Aim: Extract every line of the listing below word for word, leaving out the pictures.

Exercise data:

--------------------

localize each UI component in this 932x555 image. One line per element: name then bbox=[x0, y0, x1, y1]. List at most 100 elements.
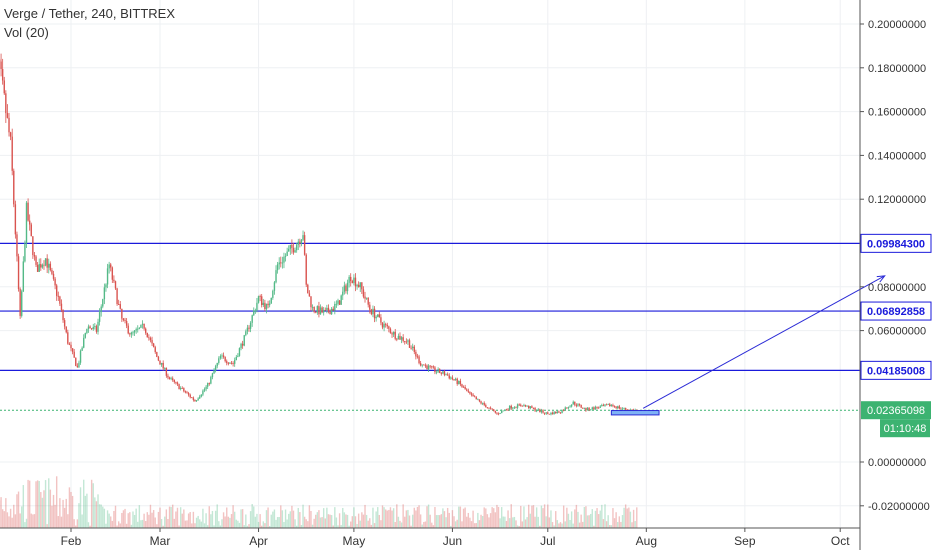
volume-bar bbox=[512, 517, 513, 528]
candle-body bbox=[414, 347, 415, 352]
volume-bar bbox=[35, 481, 36, 528]
volume-bar bbox=[393, 508, 394, 528]
candle-body bbox=[355, 278, 356, 287]
projection-arrow[interactable] bbox=[643, 276, 885, 408]
volume-bar bbox=[147, 512, 148, 528]
volume-bar bbox=[271, 515, 272, 528]
volume-bar bbox=[315, 515, 316, 528]
candle-body bbox=[34, 255, 35, 257]
volume-bar bbox=[576, 505, 577, 528]
volume-bar bbox=[571, 511, 572, 528]
volume-bar bbox=[237, 521, 238, 528]
candle-body bbox=[201, 395, 202, 397]
candle-body bbox=[245, 331, 246, 335]
candle-body bbox=[509, 406, 510, 410]
volume-bar bbox=[526, 517, 527, 528]
volume-bar bbox=[501, 507, 502, 528]
volume-bar bbox=[620, 522, 621, 528]
volume-bar bbox=[590, 514, 591, 528]
volume-bar bbox=[466, 517, 467, 528]
candle-body bbox=[288, 249, 289, 252]
candle-body bbox=[312, 307, 313, 308]
candle-body bbox=[23, 261, 24, 291]
level-label: 0.06892858 bbox=[867, 306, 925, 318]
volume-bar bbox=[342, 508, 343, 528]
volume-bar bbox=[259, 514, 260, 528]
candle-body bbox=[185, 391, 186, 392]
candle-body bbox=[404, 341, 405, 342]
volume-bar bbox=[255, 517, 256, 528]
volume-bar bbox=[310, 511, 311, 528]
volume-bar bbox=[385, 509, 386, 528]
volume-bar bbox=[380, 520, 381, 528]
candle-body bbox=[21, 291, 22, 316]
volume-bar bbox=[143, 514, 144, 528]
candle-body bbox=[593, 407, 594, 409]
horizontal-levels[interactable]: 0.099843000.068928580.041850080.02365098… bbox=[0, 234, 931, 437]
level-label: 0.04185008 bbox=[867, 365, 925, 377]
volume-bar bbox=[274, 509, 275, 528]
candle-body bbox=[498, 414, 499, 415]
candle-body bbox=[150, 338, 151, 340]
volume-bar bbox=[236, 520, 237, 528]
projection-box[interactable] bbox=[611, 411, 659, 415]
volume-bar bbox=[461, 521, 462, 528]
candle-body bbox=[382, 323, 383, 328]
volume-bar bbox=[94, 497, 95, 528]
volume-bar bbox=[619, 516, 620, 528]
volume-bar bbox=[361, 512, 362, 528]
candle-body bbox=[86, 329, 87, 333]
volume-bar bbox=[148, 515, 149, 528]
candle-body bbox=[99, 312, 100, 322]
x-tick-label: May bbox=[343, 534, 366, 548]
volume-bar bbox=[212, 511, 213, 528]
volume-bar bbox=[425, 521, 426, 528]
volume-bar bbox=[51, 506, 52, 528]
projection-drawing[interactable] bbox=[611, 276, 884, 415]
volume-bar bbox=[396, 504, 397, 528]
volume-bar bbox=[504, 517, 505, 528]
candle-body bbox=[320, 307, 321, 314]
volume-bar bbox=[627, 509, 628, 528]
candle-body bbox=[450, 378, 451, 379]
candle-body bbox=[269, 304, 270, 306]
candle-body bbox=[263, 303, 264, 305]
volume-bar bbox=[298, 508, 299, 528]
candle-body bbox=[528, 406, 529, 409]
candle-body bbox=[401, 337, 402, 339]
candle-body bbox=[369, 305, 370, 310]
volume-bar bbox=[64, 508, 65, 528]
volume-bar bbox=[636, 507, 637, 528]
candle-body bbox=[105, 285, 106, 288]
candle-body bbox=[595, 407, 596, 410]
candle-body bbox=[2, 69, 3, 80]
candle-body bbox=[622, 409, 623, 410]
candle-body bbox=[302, 235, 303, 240]
volume-bar bbox=[172, 505, 173, 528]
candle-body bbox=[329, 312, 330, 314]
candle-body bbox=[410, 348, 411, 349]
candle-body bbox=[612, 405, 613, 406]
y-tick-label: 0.16000000 bbox=[868, 107, 926, 119]
candle-body bbox=[88, 326, 89, 328]
candle-body bbox=[566, 408, 567, 409]
volume-bar bbox=[515, 520, 516, 528]
candle-body bbox=[420, 363, 421, 365]
candle-body bbox=[361, 282, 362, 289]
candle-body bbox=[380, 317, 381, 322]
volume-bar bbox=[194, 523, 195, 528]
candle-body bbox=[379, 314, 380, 317]
candle-body bbox=[518, 404, 519, 405]
candle-body bbox=[212, 373, 213, 377]
volume-bar bbox=[372, 508, 373, 528]
candle-body bbox=[428, 366, 429, 370]
candle-body bbox=[153, 343, 154, 347]
volume-bar bbox=[390, 507, 391, 528]
candle-body bbox=[182, 388, 183, 389]
candle-body bbox=[601, 405, 602, 406]
candle-body bbox=[553, 412, 554, 415]
candle-body bbox=[64, 320, 65, 326]
candle-body bbox=[258, 296, 259, 303]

--------------------

Right answer:
localize each UI component in this 932x555 image. One line per element: name then bbox=[x0, y0, x1, y1]. List at most 100 elements.
volume-bar bbox=[512, 517, 513, 528]
candle-body bbox=[414, 347, 415, 352]
volume-bar bbox=[35, 481, 36, 528]
volume-bar bbox=[393, 508, 394, 528]
candle-body bbox=[355, 278, 356, 287]
projection-arrow[interactable] bbox=[643, 276, 885, 408]
volume-bar bbox=[147, 512, 148, 528]
volume-bar bbox=[271, 515, 272, 528]
volume-bar bbox=[315, 515, 316, 528]
candle-body bbox=[34, 255, 35, 257]
volume-bar bbox=[576, 505, 577, 528]
volume-bar bbox=[571, 511, 572, 528]
volume-bar bbox=[237, 521, 238, 528]
candle-body bbox=[201, 395, 202, 397]
candle-body bbox=[245, 331, 246, 335]
candle-body bbox=[509, 406, 510, 410]
volume-bar bbox=[526, 517, 527, 528]
volume-bar bbox=[501, 507, 502, 528]
volume-bar bbox=[620, 522, 621, 528]
volume-bar bbox=[590, 514, 591, 528]
volume-bar bbox=[466, 517, 467, 528]
candle-body bbox=[288, 249, 289, 252]
candle-body bbox=[312, 307, 313, 308]
candle-body bbox=[23, 261, 24, 291]
level-label: 0.06892858 bbox=[867, 306, 925, 318]
volume-bar bbox=[342, 508, 343, 528]
volume-bar bbox=[259, 514, 260, 528]
candle-body bbox=[185, 391, 186, 392]
candle-body bbox=[404, 341, 405, 342]
volume-bar bbox=[255, 517, 256, 528]
volume-bar bbox=[310, 511, 311, 528]
volume-bar bbox=[385, 509, 386, 528]
volume-bar bbox=[380, 520, 381, 528]
candle-body bbox=[21, 291, 22, 316]
volume-bar bbox=[143, 514, 144, 528]
candle-body bbox=[593, 407, 594, 409]
horizontal-levels[interactable]: 0.099843000.068928580.041850080.02365098… bbox=[0, 234, 931, 437]
level-label: 0.04185008 bbox=[867, 365, 925, 377]
volume-bar bbox=[274, 509, 275, 528]
candle-body bbox=[498, 414, 499, 415]
candle-body bbox=[150, 338, 151, 340]
volume-bar bbox=[236, 520, 237, 528]
projection-box[interactable] bbox=[611, 411, 659, 415]
volume-bar bbox=[461, 521, 462, 528]
candle-body bbox=[382, 323, 383, 328]
volume-bar bbox=[94, 497, 95, 528]
volume-bar bbox=[619, 516, 620, 528]
volume-bar bbox=[361, 512, 362, 528]
candle-body bbox=[86, 329, 87, 333]
volume-bar bbox=[148, 515, 149, 528]
candle-body bbox=[99, 312, 100, 322]
x-tick-label: May bbox=[343, 534, 366, 548]
volume-bar bbox=[212, 511, 213, 528]
volume-bar bbox=[425, 521, 426, 528]
volume-bar bbox=[51, 506, 52, 528]
projection-drawing[interactable] bbox=[611, 276, 884, 415]
volume-bar bbox=[396, 504, 397, 528]
volume-bar bbox=[504, 517, 505, 528]
candle-body bbox=[320, 307, 321, 314]
volume-bar bbox=[627, 509, 628, 528]
candle-body bbox=[450, 378, 451, 379]
candle-body bbox=[269, 304, 270, 306]
candle-body bbox=[263, 303, 264, 305]
volume-bar bbox=[298, 508, 299, 528]
candle-body bbox=[528, 406, 529, 409]
candle-body bbox=[401, 337, 402, 339]
candle-body bbox=[369, 305, 370, 310]
volume-bar bbox=[64, 508, 65, 528]
volume-bar bbox=[636, 507, 637, 528]
candle-body bbox=[105, 285, 106, 288]
candle-body bbox=[595, 407, 596, 410]
candle-body bbox=[2, 69, 3, 80]
candle-body bbox=[622, 409, 623, 410]
candle-body bbox=[302, 235, 303, 240]
volume-bar bbox=[172, 505, 173, 528]
candle-body bbox=[329, 312, 330, 314]
candle-body bbox=[410, 348, 411, 349]
candle-body bbox=[612, 405, 613, 406]
y-tick-label: 0.16000000 bbox=[868, 107, 926, 119]
candle-body bbox=[88, 326, 89, 328]
candle-body bbox=[566, 408, 567, 409]
volume-bar bbox=[515, 520, 516, 528]
candle-body bbox=[420, 363, 421, 365]
candle-body bbox=[361, 282, 362, 289]
candle-body bbox=[380, 317, 381, 322]
volume-bar bbox=[194, 523, 195, 528]
candle-body bbox=[379, 314, 380, 317]
candle-body bbox=[518, 404, 519, 405]
candle-body bbox=[212, 373, 213, 377]
volume-bar bbox=[372, 508, 373, 528]
candle-body bbox=[428, 366, 429, 370]
candle-body bbox=[153, 343, 154, 347]
volume-bar bbox=[390, 507, 391, 528]
candle-body bbox=[182, 388, 183, 389]
candle-body bbox=[601, 405, 602, 406]
candle-body bbox=[553, 412, 554, 415]
candle-body bbox=[64, 320, 65, 326]
candle-body bbox=[258, 296, 259, 303]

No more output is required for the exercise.